— WHAT IS EXPECTED —
Print the entries below in their entirety, exactly as they are written.
• • • •
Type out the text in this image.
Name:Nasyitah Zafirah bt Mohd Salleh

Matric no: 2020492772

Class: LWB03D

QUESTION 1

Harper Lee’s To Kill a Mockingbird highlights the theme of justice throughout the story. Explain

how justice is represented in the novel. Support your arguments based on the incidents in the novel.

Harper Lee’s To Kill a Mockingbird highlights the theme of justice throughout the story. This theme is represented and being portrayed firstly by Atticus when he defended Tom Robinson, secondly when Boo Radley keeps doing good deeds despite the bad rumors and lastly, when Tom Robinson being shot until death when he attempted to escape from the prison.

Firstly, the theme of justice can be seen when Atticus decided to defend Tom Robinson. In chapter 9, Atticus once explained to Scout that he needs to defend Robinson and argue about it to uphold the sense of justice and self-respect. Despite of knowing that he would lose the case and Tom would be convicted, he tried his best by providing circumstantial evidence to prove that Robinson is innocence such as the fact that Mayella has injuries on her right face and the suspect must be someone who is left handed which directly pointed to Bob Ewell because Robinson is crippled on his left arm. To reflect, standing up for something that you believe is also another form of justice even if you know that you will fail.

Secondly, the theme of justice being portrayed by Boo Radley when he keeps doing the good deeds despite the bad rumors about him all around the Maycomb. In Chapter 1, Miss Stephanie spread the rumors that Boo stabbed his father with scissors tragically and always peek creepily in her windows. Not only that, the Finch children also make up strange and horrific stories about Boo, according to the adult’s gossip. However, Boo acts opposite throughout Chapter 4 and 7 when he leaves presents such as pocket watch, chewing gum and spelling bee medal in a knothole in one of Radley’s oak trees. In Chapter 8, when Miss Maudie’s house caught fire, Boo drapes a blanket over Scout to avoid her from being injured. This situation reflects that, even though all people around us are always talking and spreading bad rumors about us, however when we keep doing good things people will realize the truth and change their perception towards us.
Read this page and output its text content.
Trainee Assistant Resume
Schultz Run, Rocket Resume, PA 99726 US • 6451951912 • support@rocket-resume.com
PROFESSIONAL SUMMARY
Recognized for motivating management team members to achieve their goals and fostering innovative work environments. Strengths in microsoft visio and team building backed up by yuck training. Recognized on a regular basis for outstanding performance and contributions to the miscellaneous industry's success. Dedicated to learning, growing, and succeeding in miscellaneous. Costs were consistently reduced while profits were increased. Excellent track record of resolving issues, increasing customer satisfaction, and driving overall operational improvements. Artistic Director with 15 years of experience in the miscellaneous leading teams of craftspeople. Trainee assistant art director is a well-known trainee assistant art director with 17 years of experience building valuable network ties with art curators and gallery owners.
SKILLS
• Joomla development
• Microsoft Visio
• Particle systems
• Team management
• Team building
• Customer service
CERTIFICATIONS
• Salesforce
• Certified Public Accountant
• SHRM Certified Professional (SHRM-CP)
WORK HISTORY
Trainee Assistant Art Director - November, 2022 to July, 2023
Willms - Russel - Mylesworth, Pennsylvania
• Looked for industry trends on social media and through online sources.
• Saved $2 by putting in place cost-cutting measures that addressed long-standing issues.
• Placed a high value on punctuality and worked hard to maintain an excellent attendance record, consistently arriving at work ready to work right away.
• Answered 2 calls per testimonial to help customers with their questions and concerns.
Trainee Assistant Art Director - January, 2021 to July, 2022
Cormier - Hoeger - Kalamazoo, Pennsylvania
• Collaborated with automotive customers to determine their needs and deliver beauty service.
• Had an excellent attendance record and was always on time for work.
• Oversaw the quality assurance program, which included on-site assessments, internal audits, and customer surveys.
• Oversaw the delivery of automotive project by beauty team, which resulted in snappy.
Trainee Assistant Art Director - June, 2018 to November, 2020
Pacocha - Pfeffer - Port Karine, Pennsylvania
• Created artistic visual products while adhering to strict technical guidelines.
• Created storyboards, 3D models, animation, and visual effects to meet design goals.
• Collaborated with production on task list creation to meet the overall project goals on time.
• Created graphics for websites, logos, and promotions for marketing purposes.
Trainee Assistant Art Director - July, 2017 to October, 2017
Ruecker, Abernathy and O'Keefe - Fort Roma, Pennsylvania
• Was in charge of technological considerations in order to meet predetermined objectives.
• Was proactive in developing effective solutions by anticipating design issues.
• • • •
— TASK ANSWER —
Type out the text in this image.
Name:Nasyitah Zafirah bt Mohd Salleh

Matric no: 2020492772

Class: LWB03D

QUESTION 1

Harper Lee’s To Kill a Mockingbird highlights the theme of justice throughout the story. Explain

how justice is represented in the novel. Support your arguments based on the incidents in the novel.

Harper Lee’s To Kill a Mockingbird highlights the theme of justice throughout the story. This theme is represented and being portrayed firstly by Atticus when he defended Tom Robinson, secondly when Boo Radley keeps doing good deeds despite the bad rumors and lastly, when Tom Robinson being shot until death when he attempted to escape from the prison.

Firstly, the theme of justice can be seen when Atticus decided to defend Tom Robinson. In chapter 9, Atticus once explained to Scout that he needs to defend Robinson and argue about it to uphold the sense of justice and self-respect. Despite of knowing that he would lose the case and Tom would be convicted, he tried his best by providing circumstantial evidence to prove that Robinson is innocence such as the fact that Mayella has injuries on her right face and the suspect must be someone who is left handed which directly pointed to Bob Ewell because Robinson is crippled on his left arm. To reflect, standing up for something that you believe is also another form of justice even if you know that you will fail.

Secondly, the theme of justice being portrayed by Boo Radley when he keeps doing the good deeds despite the bad rumors about him all around the Maycomb. In Chapter 1, Miss Stephanie spread the rumors that Boo stabbed his father with scissors tragically and always peek creepily in her windows. Not only that, the Finch children also make up strange and horrific stories about Boo, according to the adult’s gossip. However, Boo acts opposite throughout Chapter 4 and 7 when he leaves presents such as pocket watch, chewing gum and spelling bee medal in a knothole in one of Radley’s oak trees. In Chapter 8, when Miss Maudie’s house caught fire, Boo drapes a blanket over Scout to avoid her from being injured. This situation reflects that, even though all people around us are always talking and spreading bad rumors about us, however when we keep doing good things people will realize the truth and change their perception towards us.
Read this page and output its text content.
Trainee Assistant Resume
Schultz Run, Rocket Resume, PA 99726 US • 6451951912 • support@rocket-resume.com
PROFESSIONAL SUMMARY
Recognized for motivating management team members to achieve their goals and fostering innovative work environments. Strengths in microsoft visio and team building backed up by yuck training. Recognized on a regular basis for outstanding performance and contributions to the miscellaneous industry's success. Dedicated to learning, growing, and succeeding in miscellaneous. Costs were consistently reduced while profits were increased. Excellent track record of resolving issues, increasing customer satisfaction, and driving overall operational improvements. Artistic Director with 15 years of experience in the miscellaneous leading teams of craftspeople. Trainee assistant art director is a well-known trainee assistant art director with 17 years of experience building valuable network ties with art curators and gallery owners.
SKILLS
• Joomla development
• Microsoft Visio
• Particle systems
• Team management
• Team building
• Customer service
CERTIFICATIONS
• Salesforce
• Certified Public Accountant
• SHRM Certified Professional (SHRM-CP)
WORK HISTORY
Trainee Assistant Art Director - November, 2022 to July, 2023
Willms - Russel - Mylesworth, Pennsylvania
• Looked for industry trends on social media and through online sources.
• Saved $2 by putting in place cost-cutting measures that addressed long-standing issues.
• Placed a high value on punctuality and worked hard to maintain an excellent attendance record, consistently arriving at work ready to work right away.
• Answered 2 calls per testimonial to help customers with their questions and concerns.
Trainee Assistant Art Director - January, 2021 to July, 2022
Cormier - Hoeger - Kalamazoo, Pennsylvania
• Collaborated with automotive customers to determine their needs and deliver beauty service.
• Had an excellent attendance record and was always on time for work.
• Oversaw the quality assurance program, which included on-site assessments, internal audits, and customer surveys.
• Oversaw the delivery of automotive project by beauty team, which resulted in snappy.
Trainee Assistant Art Director - June, 2018 to November, 2020
Pacocha - Pfeffer - Port Karine, Pennsylvania
• Created artistic visual products while adhering to strict technical guidelines.
• Created storyboards, 3D models, animation, and visual effects to meet design goals.
• Collaborated with production on task list creation to meet the overall project goals on time.
• Created graphics for websites, logos, and promotions for marketing purposes.
Trainee Assistant Art Director - July, 2017 to October, 2017
Ruecker, Abernathy and O'Keefe - Fort Roma, Pennsylvania
• Was in charge of technological considerations in order to meet predetermined objectives.
• Was proactive in developing effective solutions by anticipating design issues.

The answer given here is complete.